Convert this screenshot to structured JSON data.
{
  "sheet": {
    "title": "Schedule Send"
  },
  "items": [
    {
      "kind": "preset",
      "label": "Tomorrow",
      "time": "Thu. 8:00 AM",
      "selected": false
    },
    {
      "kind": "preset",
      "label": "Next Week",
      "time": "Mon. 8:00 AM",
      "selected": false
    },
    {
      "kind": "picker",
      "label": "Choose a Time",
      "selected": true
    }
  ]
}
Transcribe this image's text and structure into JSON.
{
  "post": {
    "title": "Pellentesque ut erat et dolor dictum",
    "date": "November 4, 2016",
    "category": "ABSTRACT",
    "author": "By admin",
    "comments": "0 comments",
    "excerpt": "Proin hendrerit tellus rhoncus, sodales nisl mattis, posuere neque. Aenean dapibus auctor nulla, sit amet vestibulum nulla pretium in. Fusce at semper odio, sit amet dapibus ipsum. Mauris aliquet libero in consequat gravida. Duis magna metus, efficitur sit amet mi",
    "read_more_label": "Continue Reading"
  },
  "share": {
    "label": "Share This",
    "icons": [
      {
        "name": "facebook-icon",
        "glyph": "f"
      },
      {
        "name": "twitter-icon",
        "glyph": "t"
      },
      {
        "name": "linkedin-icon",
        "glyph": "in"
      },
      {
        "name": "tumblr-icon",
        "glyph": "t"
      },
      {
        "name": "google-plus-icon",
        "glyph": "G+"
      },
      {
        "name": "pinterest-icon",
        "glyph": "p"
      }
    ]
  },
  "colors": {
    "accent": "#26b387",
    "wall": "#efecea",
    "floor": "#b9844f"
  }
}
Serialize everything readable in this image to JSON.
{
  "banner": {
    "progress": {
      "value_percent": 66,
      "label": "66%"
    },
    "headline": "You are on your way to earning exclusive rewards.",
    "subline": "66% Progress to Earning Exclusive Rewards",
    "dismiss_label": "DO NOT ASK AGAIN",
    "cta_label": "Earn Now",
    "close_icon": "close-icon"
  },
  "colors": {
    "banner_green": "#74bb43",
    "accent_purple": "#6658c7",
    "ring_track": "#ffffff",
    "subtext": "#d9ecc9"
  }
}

◆ **Problem to solve**: Copy out every line from the data above that has "image" in it.

◆ **Complete response**:
Transcribe this image's text and structure into JSON.
Serialize everything readable in this image to JSON.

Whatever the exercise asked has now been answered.